[Task brief]
Below you will find a set of lines. Repeat them all exactly.

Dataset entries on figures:
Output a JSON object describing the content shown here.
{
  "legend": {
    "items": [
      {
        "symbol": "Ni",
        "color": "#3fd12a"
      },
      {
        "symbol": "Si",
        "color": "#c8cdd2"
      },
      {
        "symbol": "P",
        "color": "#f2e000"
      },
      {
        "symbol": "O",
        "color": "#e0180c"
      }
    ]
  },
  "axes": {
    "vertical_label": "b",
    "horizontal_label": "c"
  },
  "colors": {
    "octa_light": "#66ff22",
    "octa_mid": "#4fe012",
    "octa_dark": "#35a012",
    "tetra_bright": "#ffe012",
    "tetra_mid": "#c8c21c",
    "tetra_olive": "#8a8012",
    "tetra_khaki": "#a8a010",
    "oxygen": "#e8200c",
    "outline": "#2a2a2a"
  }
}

[Solution for this exercise]
Output a JSON object describing the content shown here.
{
  "legend": {
    "items": [
      {
        "symbol": "Ni",
        "color": "#3fd12a"
      },
      {
        "symbol": "Si",
        "color": "#c8cdd2"
      },
      {
        "symbol": "P",
        "color": "#f2e000"
      },
      {
        "symbol": "O",
        "color": "#e0180c"
      }
    ]
  },
  "axes": {
    "vertical_label": "b",
    "horizontal_label": "c"
  },
  "colors": {
    "octa_light": "#66ff22",
    "octa_mid": "#4fe012",
    "octa_dark": "#35a012",
    "tetra_bright": "#ffe012",
    "tetra_mid": "#c8c21c",
    "tetra_olive": "#8a8012",
    "tetra_khaki": "#a8a010",
    "oxygen": "#e8200c",
    "outline": "#2a2a2a"
  }
}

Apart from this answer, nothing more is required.